Saved entries
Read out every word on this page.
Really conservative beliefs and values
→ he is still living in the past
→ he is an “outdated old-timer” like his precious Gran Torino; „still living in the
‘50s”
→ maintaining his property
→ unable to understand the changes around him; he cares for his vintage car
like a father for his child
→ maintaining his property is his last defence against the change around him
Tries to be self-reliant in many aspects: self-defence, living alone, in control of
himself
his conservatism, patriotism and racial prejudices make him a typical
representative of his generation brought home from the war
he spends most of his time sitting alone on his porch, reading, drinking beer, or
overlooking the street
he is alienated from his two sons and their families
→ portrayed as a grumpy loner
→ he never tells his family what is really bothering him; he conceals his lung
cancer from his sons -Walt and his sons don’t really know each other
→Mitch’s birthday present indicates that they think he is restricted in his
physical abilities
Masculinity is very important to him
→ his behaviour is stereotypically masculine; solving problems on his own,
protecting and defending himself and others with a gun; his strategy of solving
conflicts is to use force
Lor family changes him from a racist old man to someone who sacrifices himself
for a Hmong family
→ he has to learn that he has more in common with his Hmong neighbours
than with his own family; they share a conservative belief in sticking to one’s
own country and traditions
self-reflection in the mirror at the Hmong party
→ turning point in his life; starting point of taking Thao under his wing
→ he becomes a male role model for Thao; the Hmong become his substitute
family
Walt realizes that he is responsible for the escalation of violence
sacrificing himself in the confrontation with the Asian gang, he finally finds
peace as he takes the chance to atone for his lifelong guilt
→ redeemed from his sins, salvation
...
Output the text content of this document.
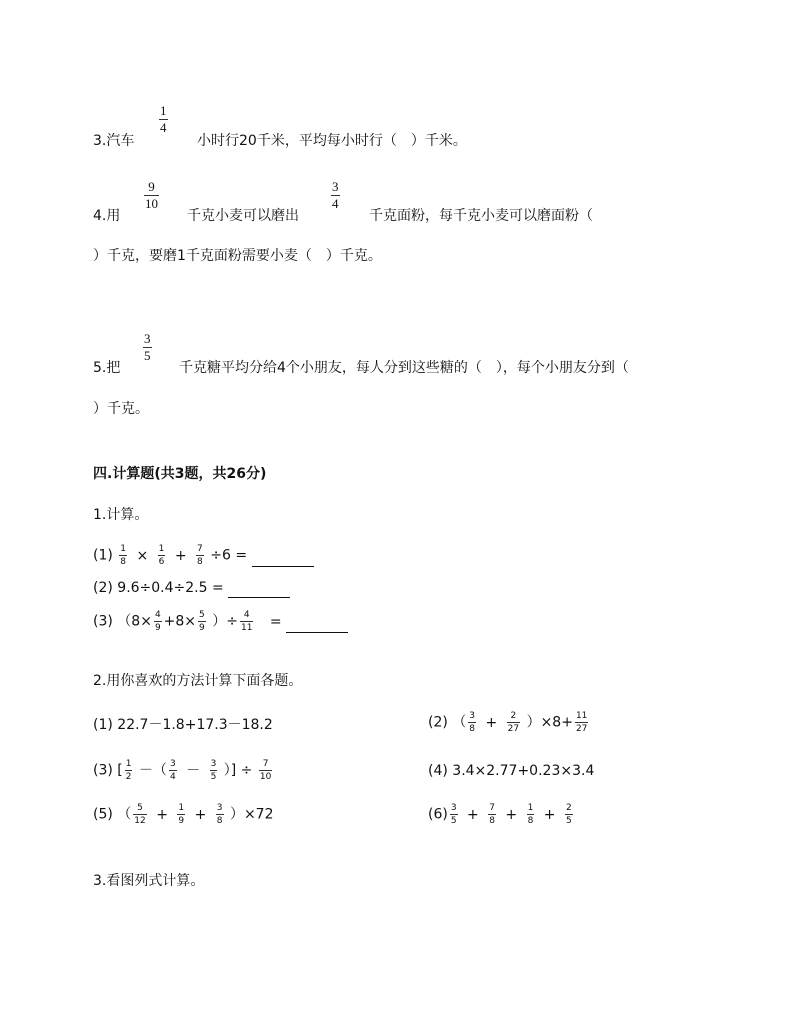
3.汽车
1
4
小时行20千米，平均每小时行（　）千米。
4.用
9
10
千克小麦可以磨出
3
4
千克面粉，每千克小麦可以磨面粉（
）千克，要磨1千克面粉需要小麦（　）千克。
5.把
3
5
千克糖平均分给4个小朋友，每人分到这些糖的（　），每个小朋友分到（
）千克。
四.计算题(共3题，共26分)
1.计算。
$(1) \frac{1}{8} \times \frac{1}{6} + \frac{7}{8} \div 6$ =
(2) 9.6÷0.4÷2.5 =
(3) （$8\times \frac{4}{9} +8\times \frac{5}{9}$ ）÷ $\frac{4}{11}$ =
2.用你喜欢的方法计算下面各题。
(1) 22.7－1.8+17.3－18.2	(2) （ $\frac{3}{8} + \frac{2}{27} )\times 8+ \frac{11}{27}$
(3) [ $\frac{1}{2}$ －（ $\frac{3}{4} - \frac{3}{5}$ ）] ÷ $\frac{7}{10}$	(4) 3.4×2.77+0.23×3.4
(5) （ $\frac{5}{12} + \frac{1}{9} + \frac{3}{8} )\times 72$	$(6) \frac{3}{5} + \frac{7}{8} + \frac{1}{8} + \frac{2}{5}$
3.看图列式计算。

◆ Exercise:
Report all lines of the material that contain the word "property".

◆ Answer for this exercise:
→ maintaining his property
→ maintaining his property is his last defence against the change around him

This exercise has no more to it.